Data section>
----

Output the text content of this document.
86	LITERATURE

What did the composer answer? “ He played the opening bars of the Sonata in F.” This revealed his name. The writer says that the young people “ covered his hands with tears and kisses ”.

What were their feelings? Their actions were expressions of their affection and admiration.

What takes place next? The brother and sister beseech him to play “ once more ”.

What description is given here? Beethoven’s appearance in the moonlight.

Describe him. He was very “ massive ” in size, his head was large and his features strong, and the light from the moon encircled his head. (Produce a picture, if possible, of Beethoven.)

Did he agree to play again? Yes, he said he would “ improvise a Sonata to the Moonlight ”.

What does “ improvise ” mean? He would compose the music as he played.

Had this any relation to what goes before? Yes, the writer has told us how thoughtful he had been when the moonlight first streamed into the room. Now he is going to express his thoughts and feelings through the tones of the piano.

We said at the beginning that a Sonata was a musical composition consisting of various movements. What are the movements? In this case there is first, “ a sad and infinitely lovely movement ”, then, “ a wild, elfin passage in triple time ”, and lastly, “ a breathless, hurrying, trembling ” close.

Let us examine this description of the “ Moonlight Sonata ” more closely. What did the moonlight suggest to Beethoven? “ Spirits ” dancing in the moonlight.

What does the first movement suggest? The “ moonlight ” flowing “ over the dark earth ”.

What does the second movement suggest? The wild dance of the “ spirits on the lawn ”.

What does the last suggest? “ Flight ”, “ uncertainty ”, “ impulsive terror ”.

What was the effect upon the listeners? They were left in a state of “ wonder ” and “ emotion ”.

----

Direction> Please quote every record above exactly as it appears.

Correct response>
Output the text content of this document.
86	LITERATURE

What did the composer answer? “ He played the opening bars of the Sonata in F.” This revealed his name. The writer says that the young people “ covered his hands with tears and kisses ”.

What were their feelings? Their actions were expressions of their affection and admiration.

What takes place next? The brother and sister beseech him to play “ once more ”.

What description is given here? Beethoven’s appearance in the moonlight.

Describe him. He was very “ massive ” in size, his head was large and his features strong, and the light from the moon encircled his head. (Produce a picture, if possible, of Beethoven.)

Did he agree to play again? Yes, he said he would “ improvise a Sonata to the Moonlight ”.

What does “ improvise ” mean? He would compose the music as he played.

Had this any relation to what goes before? Yes, the writer has told us how thoughtful he had been when the moonlight first streamed into the room. Now he is going to express his thoughts and feelings through the tones of the piano.

We said at the beginning that a Sonata was a musical composition consisting of various movements. What are the movements? In this case there is first, “ a sad and infinitely lovely movement ”, then, “ a wild, elfin passage in triple time ”, and lastly, “ a breathless, hurrying, trembling ” close.

Let us examine this description of the “ Moonlight Sonata ” more closely. What did the moonlight suggest to Beethoven? “ Spirits ” dancing in the moonlight.

What does the first movement suggest? The “ moonlight ” flowing “ over the dark earth ”.

What does the second movement suggest? The wild dance of the “ spirits on the lawn ”.

What does the last suggest? “ Flight ”, “ uncertainty ”, “ impulsive terror ”.

What was the effect upon the listeners? They were left in a state of “ wonder ” and “ emotion ”.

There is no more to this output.